Dataset rows:

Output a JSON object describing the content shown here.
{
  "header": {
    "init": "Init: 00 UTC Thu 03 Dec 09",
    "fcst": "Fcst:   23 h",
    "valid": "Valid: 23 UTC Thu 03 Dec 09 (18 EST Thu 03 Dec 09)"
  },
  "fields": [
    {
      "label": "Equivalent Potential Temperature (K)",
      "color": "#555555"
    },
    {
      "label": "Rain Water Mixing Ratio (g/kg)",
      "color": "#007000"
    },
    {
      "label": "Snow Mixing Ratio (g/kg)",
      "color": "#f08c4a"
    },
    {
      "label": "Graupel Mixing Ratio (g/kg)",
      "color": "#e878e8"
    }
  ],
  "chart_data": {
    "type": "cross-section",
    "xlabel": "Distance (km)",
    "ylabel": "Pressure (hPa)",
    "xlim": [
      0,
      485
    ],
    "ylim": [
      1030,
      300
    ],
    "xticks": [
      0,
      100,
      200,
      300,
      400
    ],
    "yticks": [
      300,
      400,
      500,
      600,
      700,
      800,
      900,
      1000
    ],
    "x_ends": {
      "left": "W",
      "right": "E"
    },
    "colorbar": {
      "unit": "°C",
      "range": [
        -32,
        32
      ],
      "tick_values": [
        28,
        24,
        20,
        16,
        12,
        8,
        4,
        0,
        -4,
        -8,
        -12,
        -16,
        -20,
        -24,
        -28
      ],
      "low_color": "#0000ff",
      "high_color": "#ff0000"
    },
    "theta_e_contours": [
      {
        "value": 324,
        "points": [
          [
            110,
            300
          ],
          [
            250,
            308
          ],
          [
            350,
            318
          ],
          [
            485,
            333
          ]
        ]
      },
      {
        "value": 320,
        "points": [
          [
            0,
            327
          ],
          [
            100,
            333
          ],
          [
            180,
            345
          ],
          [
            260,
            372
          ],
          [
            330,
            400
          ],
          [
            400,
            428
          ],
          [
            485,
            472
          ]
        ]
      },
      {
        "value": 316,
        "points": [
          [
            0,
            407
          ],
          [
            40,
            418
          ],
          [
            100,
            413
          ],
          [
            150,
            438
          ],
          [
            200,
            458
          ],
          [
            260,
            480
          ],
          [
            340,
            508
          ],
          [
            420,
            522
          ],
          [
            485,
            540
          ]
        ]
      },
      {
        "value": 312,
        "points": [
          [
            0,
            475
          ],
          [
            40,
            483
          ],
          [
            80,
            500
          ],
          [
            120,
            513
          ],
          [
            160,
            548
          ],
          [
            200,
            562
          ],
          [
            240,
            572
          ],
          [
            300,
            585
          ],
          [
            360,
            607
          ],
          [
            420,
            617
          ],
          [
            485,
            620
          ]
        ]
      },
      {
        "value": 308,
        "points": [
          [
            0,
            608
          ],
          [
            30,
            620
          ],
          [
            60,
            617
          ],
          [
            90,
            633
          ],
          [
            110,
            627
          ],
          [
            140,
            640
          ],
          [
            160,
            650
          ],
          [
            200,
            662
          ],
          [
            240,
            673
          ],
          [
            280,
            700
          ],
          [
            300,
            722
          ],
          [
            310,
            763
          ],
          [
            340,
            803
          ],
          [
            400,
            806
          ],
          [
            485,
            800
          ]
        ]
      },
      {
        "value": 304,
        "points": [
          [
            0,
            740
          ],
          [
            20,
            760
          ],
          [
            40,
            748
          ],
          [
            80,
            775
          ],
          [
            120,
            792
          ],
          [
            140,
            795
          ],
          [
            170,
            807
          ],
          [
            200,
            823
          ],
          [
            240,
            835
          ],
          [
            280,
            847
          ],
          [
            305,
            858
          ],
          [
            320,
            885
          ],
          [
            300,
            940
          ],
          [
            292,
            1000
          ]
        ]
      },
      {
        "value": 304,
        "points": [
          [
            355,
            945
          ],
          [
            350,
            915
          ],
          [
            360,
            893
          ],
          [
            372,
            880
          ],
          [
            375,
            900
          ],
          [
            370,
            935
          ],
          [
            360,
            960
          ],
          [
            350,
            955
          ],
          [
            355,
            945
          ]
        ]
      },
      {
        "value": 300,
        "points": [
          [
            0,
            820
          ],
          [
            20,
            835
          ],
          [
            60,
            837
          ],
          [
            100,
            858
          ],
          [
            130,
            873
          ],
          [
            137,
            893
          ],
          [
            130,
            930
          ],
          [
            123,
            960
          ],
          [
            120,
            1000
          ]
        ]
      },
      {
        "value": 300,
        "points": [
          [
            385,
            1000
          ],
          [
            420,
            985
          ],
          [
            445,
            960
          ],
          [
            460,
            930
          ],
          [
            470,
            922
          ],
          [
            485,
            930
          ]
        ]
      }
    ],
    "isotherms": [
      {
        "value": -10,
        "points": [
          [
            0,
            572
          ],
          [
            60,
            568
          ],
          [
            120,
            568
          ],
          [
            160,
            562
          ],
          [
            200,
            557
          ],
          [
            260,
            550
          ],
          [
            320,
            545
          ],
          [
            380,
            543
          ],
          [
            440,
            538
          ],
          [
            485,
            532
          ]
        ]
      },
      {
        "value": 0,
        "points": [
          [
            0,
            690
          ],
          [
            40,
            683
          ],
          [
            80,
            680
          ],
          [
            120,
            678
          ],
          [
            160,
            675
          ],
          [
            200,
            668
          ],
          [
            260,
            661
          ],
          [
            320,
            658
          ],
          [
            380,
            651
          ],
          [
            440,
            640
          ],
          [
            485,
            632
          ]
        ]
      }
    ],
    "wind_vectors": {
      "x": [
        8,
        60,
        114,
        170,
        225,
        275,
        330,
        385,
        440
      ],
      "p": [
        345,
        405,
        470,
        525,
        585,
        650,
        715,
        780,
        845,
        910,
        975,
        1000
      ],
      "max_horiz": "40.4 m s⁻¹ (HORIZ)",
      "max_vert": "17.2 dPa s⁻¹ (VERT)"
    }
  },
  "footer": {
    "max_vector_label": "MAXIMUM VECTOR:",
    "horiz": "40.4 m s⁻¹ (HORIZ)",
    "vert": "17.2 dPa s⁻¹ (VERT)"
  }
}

Short exercise:
Using the entries above, please restate each one word for word.

Solution for this task:
Output a JSON object describing the content shown here.
{
  "header": {
    "init": "Init: 00 UTC Thu 03 Dec 09",
    "fcst": "Fcst:   23 h",
    "valid": "Valid: 23 UTC Thu 03 Dec 09 (18 EST Thu 03 Dec 09)"
  },
  "fields": [
    {
      "label": "Equivalent Potential Temperature (K)",
      "color": "#555555"
    },
    {
      "label": "Rain Water Mixing Ratio (g/kg)",
      "color": "#007000"
    },
    {
      "label": "Snow Mixing Ratio (g/kg)",
      "color": "#f08c4a"
    },
    {
      "label": "Graupel Mixing Ratio (g/kg)",
      "color": "#e878e8"
    }
  ],
  "chart_data": {
    "type": "cross-section",
    "xlabel": "Distance (km)",
    "ylabel": "Pressure (hPa)",
    "xlim": [
      0,
      485
    ],
    "ylim": [
      1030,
      300
    ],
    "xticks": [
      0,
      100,
      200,
      300,
      400
    ],
    "yticks": [
      300,
      400,
      500,
      600,
      700,
      800,
      900,
      1000
    ],
    "x_ends": {
      "left": "W",
      "right": "E"
    },
    "colorbar": {
      "unit": "°C",
      "range": [
        -32,
        32
      ],
      "tick_values": [
        28,
        24,
        20,
        16,
        12,
        8,
        4,
        0,
        -4,
        -8,
        -12,
        -16,
        -20,
        -24,
        -28
      ],
      "low_color": "#0000ff",
      "high_color": "#ff0000"
    },
    "theta_e_contours": [
      {
        "value": 324,
        "points": [
          [
            110,
            300
          ],
          [
            250,
            308
          ],
          [
            350,
            318
          ],
          [
            485,
            333
          ]
        ]
      },
      {
        "value": 320,
        "points": [
          [
            0,
            327
          ],
          [
            100,
            333
          ],
          [
            180,
            345
          ],
          [
            260,
            372
          ],
          [
            330,
            400
          ],
          [
            400,
            428
          ],
          [
            485,
            472
          ]
        ]
      },
      {
        "value": 316,
        "points": [
          [
            0,
            407
          ],
          [
            40,
            418
          ],
          [
            100,
            413
          ],
          [
            150,
            438
          ],
          [
            200,
            458
          ],
          [
            260,
            480
          ],
          [
            340,
            508
          ],
          [
            420,
            522
          ],
          [
            485,
            540
          ]
        ]
      },
      {
        "value": 312,
        "points": [
          [
            0,
            475
          ],
          [
            40,
            483
          ],
          [
            80,
            500
          ],
          [
            120,
            513
          ],
          [
            160,
            548
          ],
          [
            200,
            562
          ],
          [
            240,
            572
          ],
          [
            300,
            585
          ],
          [
            360,
            607
          ],
          [
            420,
            617
          ],
          [
            485,
            620
          ]
        ]
      },
      {
        "value": 308,
        "points": [
          [
            0,
            608
          ],
          [
            30,
            620
          ],
          [
            60,
            617
          ],
          [
            90,
            633
          ],
          [
            110,
            627
          ],
          [
            140,
            640
          ],
          [
            160,
            650
          ],
          [
            200,
            662
          ],
          [
            240,
            673
          ],
          [
            280,
            700
          ],
          [
            300,
            722
          ],
          [
            310,
            763
          ],
          [
            340,
            803
          ],
          [
            400,
            806
          ],
          [
            485,
            800
          ]
        ]
      },
      {
        "value": 304,
        "points": [
          [
            0,
            740
          ],
          [
            20,
            760
          ],
          [
            40,
            748
          ],
          [
            80,
            775
          ],
          [
            120,
            792
          ],
          [
            140,
            795
          ],
          [
            170,
            807
          ],
          [
            200,
            823
          ],
          [
            240,
            835
          ],
          [
            280,
            847
          ],
          [
            305,
            858
          ],
          [
            320,
            885
          ],
          [
            300,
            940
          ],
          [
            292,
            1000
          ]
        ]
      },
      {
        "value": 304,
        "points": [
          [
            355,
            945
          ],
          [
            350,
            915
          ],
          [
            360,
            893
          ],
          [
            372,
            880
          ],
          [
            375,
            900
          ],
          [
            370,
            935
          ],
          [
            360,
            960
          ],
          [
            350,
            955
          ],
          [
            355,
            945
          ]
        ]
      },
      {
        "value": 300,
        "points": [
          [
            0,
            820
          ],
          [
            20,
            835
          ],
          [
            60,
            837
          ],
          [
            100,
            858
          ],
          [
            130,
            873
          ],
          [
            137,
            893
          ],
          [
            130,
            930
          ],
          [
            123,
            960
          ],
          [
            120,
            1000
          ]
        ]
      },
      {
        "value": 300,
        "points": [
          [
            385,
            1000
          ],
          [
            420,
            985
          ],
          [
            445,
            960
          ],
          [
            460,
            930
          ],
          [
            470,
            922
          ],
          [
            485,
            930
          ]
        ]
      }
    ],
    "isotherms": [
      {
        "value": -10,
        "points": [
          [
            0,
            572
          ],
          [
            60,
            568
          ],
          [
            120,
            568
          ],
          [
            160,
            562
          ],
          [
            200,
            557
          ],
          [
            260,
            550
          ],
          [
            320,
            545
          ],
          [
            380,
            543
          ],
          [
            440,
            538
          ],
          [
            485,
            532
          ]
        ]
      },
      {
        "value": 0,
        "points": [
          [
            0,
            690
          ],
          [
            40,
            683
          ],
          [
            80,
            680
          ],
          [
            120,
            678
          ],
          [
            160,
            675
          ],
          [
            200,
            668
          ],
          [
            260,
            661
          ],
          [
            320,
            658
          ],
          [
            380,
            651
          ],
          [
            440,
            640
          ],
          [
            485,
            632
          ]
        ]
      }
    ],
    "wind_vectors": {
      "x": [
        8,
        60,
        114,
        170,
        225,
        275,
        330,
        385,
        440
      ],
      "p": [
        345,
        405,
        470,
        525,
        585,
        650,
        715,
        780,
        845,
        910,
        975,
        1000
      ],
      "max_horiz": "40.4 m s⁻¹ (HORIZ)",
      "max_vert": "17.2 dPa s⁻¹ (VERT)"
    }
  },
  "footer": {
    "max_vector_label": "MAXIMUM VECTOR:",
    "horiz": "40.4 m s⁻¹ (HORIZ)",
    "vert": "17.2 dPa s⁻¹ (VERT)"
  }
}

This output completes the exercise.